[Data records]
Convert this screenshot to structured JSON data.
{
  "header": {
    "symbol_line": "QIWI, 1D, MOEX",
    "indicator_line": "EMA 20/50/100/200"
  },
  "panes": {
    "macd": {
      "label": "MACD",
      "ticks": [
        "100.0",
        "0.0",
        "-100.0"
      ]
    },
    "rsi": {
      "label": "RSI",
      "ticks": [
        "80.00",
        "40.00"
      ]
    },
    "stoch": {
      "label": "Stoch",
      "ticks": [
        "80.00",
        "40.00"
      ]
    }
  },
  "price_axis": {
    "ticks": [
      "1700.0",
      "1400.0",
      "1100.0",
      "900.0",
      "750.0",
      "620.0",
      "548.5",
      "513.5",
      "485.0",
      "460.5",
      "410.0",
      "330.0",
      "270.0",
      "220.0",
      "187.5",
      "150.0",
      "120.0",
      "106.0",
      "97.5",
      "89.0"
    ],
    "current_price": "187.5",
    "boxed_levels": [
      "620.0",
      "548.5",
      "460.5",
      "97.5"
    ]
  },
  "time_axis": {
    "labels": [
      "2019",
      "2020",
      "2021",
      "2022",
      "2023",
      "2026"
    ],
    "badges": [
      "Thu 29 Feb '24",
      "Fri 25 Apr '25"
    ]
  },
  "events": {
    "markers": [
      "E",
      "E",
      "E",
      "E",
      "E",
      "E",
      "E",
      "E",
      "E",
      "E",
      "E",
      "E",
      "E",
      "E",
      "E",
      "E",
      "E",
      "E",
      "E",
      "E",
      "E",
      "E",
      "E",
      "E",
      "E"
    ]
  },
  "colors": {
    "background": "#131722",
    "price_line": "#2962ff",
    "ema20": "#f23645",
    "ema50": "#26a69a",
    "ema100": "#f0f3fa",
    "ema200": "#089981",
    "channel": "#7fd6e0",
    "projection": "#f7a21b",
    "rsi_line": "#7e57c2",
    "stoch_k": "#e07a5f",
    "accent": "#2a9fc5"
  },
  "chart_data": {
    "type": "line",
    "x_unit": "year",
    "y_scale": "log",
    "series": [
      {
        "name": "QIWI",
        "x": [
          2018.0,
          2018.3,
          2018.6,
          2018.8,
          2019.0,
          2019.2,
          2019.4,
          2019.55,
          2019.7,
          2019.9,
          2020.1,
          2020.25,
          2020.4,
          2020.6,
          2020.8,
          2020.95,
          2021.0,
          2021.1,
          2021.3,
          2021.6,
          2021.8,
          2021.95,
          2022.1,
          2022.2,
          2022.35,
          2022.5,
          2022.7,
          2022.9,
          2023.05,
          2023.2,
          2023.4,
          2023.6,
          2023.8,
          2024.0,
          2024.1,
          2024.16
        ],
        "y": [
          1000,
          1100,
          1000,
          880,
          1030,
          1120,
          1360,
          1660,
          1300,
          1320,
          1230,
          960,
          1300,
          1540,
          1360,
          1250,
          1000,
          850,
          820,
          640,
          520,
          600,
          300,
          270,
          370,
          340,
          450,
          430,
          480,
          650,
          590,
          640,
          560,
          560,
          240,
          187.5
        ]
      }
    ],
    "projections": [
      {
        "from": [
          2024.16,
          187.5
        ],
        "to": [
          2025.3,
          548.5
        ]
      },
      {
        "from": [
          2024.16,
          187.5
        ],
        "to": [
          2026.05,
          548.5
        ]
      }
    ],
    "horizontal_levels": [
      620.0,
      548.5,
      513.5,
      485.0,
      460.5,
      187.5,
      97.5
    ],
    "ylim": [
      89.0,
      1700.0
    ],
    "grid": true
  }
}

Exercise details: Nothing in the data may differ; print all of it exactly as written.

Output for this exercise:
Convert this screenshot to structured JSON data.
{
  "header": {
    "symbol_line": "QIWI, 1D, MOEX",
    "indicator_line": "EMA 20/50/100/200"
  },
  "panes": {
    "macd": {
      "label": "MACD",
      "ticks": [
        "100.0",
        "0.0",
        "-100.0"
      ]
    },
    "rsi": {
      "label": "RSI",
      "ticks": [
        "80.00",
        "40.00"
      ]
    },
    "stoch": {
      "label": "Stoch",
      "ticks": [
        "80.00",
        "40.00"
      ]
    }
  },
  "price_axis": {
    "ticks": [
      "1700.0",
      "1400.0",
      "1100.0",
      "900.0",
      "750.0",
      "620.0",
      "548.5",
      "513.5",
      "485.0",
      "460.5",
      "410.0",
      "330.0",
      "270.0",
      "220.0",
      "187.5",
      "150.0",
      "120.0",
      "106.0",
      "97.5",
      "89.0"
    ],
    "current_price": "187.5",
    "boxed_levels": [
      "620.0",
      "548.5",
      "460.5",
      "97.5"
    ]
  },
  "time_axis": {
    "labels": [
      "2019",
      "2020",
      "2021",
      "2022",
      "2023",
      "2026"
    ],
    "badges": [
      "Thu 29 Feb '24",
      "Fri 25 Apr '25"
    ]
  },
  "events": {
    "markers": [
      "E",
      "E",
      "E",
      "E",
      "E",
      "E",
      "E",
      "E",
      "E",
      "E",
      "E",
      "E",
      "E",
      "E",
      "E",
      "E",
      "E",
      "E",
      "E",
      "E",
      "E",
      "E",
      "E",
      "E",
      "E"
    ]
  },
  "colors": {
    "background": "#131722",
    "price_line": "#2962ff",
    "ema20": "#f23645",
    "ema50": "#26a69a",
    "ema100": "#f0f3fa",
    "ema200": "#089981",
    "channel": "#7fd6e0",
    "projection": "#f7a21b",
    "rsi_line": "#7e57c2",
    "stoch_k": "#e07a5f",
    "accent": "#2a9fc5"
  },
  "chart_data": {
    "type": "line",
    "x_unit": "year",
    "y_scale": "log",
    "series": [
      {
        "name": "QIWI",
        "x": [
          2018.0,
          2018.3,
          2018.6,
          2018.8,
          2019.0,
          2019.2,
          2019.4,
          2019.55,
          2019.7,
          2019.9,
          2020.1,
          2020.25,
          2020.4,
          2020.6,
          2020.8,
          2020.95,
          2021.0,
          2021.1,
          2021.3,
          2021.6,
          2021.8,
          2021.95,
          2022.1,
          2022.2,
          2022.35,
          2022.5,
          2022.7,
          2022.9,
          2023.05,
          2023.2,
          2023.4,
          2023.6,
          2023.8,
          2024.0,
          2024.1,
          2024.16
        ],
        "y": [
          1000,
          1100,
          1000,
          880,
          1030,
          1120,
          1360,
          1660,
          1300,
          1320,
          1230,
          960,
          1300,
          1540,
          1360,
          1250,
          1000,
          850,
          820,
          640,
          520,
          600,
          300,
          270,
          370,
          340,
          450,
          430,
          480,
          650,
          590,
          640,
          560,
          560,
          240,
          187.5
        ]
      }
    ],
    "projections": [
      {
        "from": [
          2024.16,
          187.5
        ],
        "to": [
          2025.3,
          548.5
        ]
      },
      {
        "from": [
          2024.16,
          187.5
        ],
        "to": [
          2026.05,
          548.5
        ]
      }
    ],
    "horizontal_levels": [
      620.0,
      548.5,
      513.5,
      485.0,
      460.5,
      187.5,
      97.5
    ],
    "ylim": [
      89.0,
      1700.0
    ],
    "grid": true
  }
}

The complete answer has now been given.